◆ **Description of the task**:
From the records, pick out and copy each line containing "header".

Collected data entries

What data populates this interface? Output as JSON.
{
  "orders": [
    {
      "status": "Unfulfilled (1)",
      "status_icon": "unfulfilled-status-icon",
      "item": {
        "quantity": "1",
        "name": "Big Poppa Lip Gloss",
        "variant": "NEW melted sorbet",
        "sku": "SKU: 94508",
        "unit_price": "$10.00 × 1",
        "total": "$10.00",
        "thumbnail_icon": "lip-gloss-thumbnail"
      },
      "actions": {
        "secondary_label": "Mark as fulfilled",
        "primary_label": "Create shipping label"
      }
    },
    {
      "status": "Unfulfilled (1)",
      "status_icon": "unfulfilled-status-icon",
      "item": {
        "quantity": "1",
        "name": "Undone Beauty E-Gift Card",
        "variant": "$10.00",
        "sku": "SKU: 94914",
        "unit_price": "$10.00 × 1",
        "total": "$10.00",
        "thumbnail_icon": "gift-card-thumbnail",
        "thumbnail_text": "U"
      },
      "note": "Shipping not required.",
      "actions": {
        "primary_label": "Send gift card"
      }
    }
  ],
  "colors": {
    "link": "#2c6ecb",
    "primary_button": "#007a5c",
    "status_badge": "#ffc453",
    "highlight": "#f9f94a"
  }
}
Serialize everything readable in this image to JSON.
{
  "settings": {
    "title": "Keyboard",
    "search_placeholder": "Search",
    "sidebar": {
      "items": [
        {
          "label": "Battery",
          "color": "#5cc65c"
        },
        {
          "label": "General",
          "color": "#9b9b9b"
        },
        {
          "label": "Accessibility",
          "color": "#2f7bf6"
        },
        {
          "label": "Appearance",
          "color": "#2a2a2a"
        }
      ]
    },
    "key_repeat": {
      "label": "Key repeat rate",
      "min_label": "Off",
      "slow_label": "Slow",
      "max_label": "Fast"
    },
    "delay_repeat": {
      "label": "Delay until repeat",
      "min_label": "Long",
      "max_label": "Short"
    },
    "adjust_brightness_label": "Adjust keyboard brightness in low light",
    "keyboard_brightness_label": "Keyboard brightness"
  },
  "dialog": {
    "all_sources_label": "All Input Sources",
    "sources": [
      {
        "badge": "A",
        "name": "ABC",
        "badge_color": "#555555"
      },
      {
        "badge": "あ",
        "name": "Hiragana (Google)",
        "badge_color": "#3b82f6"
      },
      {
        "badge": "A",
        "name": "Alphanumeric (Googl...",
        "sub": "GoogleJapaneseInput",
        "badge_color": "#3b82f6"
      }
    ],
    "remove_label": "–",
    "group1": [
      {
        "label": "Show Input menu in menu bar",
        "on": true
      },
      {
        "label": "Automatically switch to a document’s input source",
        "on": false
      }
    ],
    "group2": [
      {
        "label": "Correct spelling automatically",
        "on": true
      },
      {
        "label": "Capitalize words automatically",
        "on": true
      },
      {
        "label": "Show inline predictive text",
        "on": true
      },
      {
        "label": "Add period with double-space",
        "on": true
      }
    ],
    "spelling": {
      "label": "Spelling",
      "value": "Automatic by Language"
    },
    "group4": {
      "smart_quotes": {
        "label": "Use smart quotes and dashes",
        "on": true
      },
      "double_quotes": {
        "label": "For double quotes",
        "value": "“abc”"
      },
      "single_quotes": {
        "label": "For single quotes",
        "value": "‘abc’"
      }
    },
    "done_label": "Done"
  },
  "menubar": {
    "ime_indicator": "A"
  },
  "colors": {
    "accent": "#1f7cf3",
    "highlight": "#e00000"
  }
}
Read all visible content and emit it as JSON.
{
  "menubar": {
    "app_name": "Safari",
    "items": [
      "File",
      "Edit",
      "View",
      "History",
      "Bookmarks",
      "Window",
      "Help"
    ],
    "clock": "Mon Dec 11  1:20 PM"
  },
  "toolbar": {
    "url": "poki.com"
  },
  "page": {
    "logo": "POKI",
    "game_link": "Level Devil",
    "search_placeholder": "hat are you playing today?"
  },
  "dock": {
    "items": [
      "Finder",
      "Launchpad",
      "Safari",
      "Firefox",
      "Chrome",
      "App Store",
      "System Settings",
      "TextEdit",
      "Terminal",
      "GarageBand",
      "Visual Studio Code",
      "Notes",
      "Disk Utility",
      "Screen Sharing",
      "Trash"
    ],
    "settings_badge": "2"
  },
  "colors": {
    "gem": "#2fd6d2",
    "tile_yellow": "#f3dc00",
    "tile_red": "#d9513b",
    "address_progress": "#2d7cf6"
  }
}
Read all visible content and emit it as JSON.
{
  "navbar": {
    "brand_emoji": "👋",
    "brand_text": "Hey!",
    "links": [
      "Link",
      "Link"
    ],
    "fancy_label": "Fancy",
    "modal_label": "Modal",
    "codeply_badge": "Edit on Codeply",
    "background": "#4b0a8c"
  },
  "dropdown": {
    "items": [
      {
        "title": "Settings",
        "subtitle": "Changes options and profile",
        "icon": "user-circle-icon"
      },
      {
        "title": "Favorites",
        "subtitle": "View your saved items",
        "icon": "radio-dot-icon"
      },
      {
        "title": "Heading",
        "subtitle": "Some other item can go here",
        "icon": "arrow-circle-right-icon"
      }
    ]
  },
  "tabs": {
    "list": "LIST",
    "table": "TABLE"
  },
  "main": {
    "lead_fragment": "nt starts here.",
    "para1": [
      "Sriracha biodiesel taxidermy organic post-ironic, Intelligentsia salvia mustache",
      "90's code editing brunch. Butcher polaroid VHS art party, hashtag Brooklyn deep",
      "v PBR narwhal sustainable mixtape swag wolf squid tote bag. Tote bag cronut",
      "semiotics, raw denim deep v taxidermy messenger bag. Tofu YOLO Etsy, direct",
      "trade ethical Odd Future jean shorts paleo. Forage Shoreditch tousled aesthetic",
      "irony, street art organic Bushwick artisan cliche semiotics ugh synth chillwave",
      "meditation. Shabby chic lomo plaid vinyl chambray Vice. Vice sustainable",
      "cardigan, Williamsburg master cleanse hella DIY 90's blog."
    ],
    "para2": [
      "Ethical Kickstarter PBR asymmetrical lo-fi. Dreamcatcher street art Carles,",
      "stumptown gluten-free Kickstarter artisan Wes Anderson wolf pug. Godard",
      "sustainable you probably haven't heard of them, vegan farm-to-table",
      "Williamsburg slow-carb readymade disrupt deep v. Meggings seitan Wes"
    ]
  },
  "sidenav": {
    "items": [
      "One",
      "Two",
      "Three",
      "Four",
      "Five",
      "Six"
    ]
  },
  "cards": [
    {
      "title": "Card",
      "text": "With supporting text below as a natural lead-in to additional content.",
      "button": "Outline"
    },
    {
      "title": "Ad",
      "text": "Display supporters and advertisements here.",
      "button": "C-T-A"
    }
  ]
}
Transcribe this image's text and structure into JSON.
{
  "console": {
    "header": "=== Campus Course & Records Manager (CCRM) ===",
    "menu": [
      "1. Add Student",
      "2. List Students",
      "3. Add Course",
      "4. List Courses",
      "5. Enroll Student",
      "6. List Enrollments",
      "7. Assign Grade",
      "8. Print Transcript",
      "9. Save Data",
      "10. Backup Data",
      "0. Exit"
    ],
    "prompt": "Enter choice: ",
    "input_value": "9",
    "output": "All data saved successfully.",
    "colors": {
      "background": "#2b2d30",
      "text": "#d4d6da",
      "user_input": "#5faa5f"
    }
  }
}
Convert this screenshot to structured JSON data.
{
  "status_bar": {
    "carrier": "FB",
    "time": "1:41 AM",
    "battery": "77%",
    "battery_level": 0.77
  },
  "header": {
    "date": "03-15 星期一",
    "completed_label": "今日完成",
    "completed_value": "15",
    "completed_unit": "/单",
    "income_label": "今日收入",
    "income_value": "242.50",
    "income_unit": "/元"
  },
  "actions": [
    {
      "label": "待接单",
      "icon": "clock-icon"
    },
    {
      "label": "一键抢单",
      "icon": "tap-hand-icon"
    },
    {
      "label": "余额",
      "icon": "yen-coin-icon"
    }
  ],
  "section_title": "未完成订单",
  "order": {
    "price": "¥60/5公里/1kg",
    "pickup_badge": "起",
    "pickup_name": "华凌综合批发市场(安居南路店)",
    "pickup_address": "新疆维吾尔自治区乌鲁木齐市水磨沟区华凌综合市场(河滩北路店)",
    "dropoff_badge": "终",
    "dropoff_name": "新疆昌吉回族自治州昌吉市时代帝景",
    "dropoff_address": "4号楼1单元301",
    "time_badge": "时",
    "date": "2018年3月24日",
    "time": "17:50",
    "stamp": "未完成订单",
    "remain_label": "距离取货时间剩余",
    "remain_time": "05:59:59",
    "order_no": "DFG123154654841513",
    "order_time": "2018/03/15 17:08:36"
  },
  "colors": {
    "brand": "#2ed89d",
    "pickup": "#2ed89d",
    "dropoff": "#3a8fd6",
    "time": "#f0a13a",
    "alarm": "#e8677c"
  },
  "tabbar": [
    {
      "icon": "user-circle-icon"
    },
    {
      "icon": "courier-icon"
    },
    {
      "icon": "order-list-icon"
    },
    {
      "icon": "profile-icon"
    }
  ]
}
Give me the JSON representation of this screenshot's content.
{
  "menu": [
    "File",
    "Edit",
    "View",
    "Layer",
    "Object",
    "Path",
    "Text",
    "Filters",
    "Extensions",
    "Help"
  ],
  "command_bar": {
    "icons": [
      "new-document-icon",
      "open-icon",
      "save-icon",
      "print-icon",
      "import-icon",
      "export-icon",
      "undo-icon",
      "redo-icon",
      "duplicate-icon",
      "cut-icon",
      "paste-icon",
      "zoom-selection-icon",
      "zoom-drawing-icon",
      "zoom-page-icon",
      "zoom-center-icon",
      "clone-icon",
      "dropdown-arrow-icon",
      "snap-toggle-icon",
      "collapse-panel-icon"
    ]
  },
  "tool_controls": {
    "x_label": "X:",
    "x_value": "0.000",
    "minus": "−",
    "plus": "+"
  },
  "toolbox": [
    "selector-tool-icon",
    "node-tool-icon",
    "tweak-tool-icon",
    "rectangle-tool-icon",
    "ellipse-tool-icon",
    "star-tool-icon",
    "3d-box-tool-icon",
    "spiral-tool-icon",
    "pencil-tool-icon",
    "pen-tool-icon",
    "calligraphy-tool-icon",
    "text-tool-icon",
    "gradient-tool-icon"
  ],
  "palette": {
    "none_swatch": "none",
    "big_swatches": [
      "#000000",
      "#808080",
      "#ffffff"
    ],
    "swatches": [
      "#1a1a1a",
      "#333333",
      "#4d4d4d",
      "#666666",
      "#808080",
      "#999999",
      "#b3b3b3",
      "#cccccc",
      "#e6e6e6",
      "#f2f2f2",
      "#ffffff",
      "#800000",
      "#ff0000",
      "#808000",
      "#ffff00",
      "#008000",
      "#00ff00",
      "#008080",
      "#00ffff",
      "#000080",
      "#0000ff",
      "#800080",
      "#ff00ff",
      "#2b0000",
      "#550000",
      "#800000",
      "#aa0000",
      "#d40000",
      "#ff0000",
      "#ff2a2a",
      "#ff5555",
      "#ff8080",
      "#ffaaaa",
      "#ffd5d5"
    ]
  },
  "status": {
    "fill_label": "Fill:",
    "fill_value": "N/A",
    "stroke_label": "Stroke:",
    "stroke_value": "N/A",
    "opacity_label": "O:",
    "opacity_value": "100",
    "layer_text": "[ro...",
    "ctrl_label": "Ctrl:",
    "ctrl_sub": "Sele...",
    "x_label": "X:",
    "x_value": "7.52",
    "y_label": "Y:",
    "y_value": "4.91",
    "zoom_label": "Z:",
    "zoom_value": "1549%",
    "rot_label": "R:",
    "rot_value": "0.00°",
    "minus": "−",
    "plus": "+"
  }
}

◆ **Output for this exercise**:
    "header": "=== Campus Course & Records Manager (CCRM) ===",
  "header": {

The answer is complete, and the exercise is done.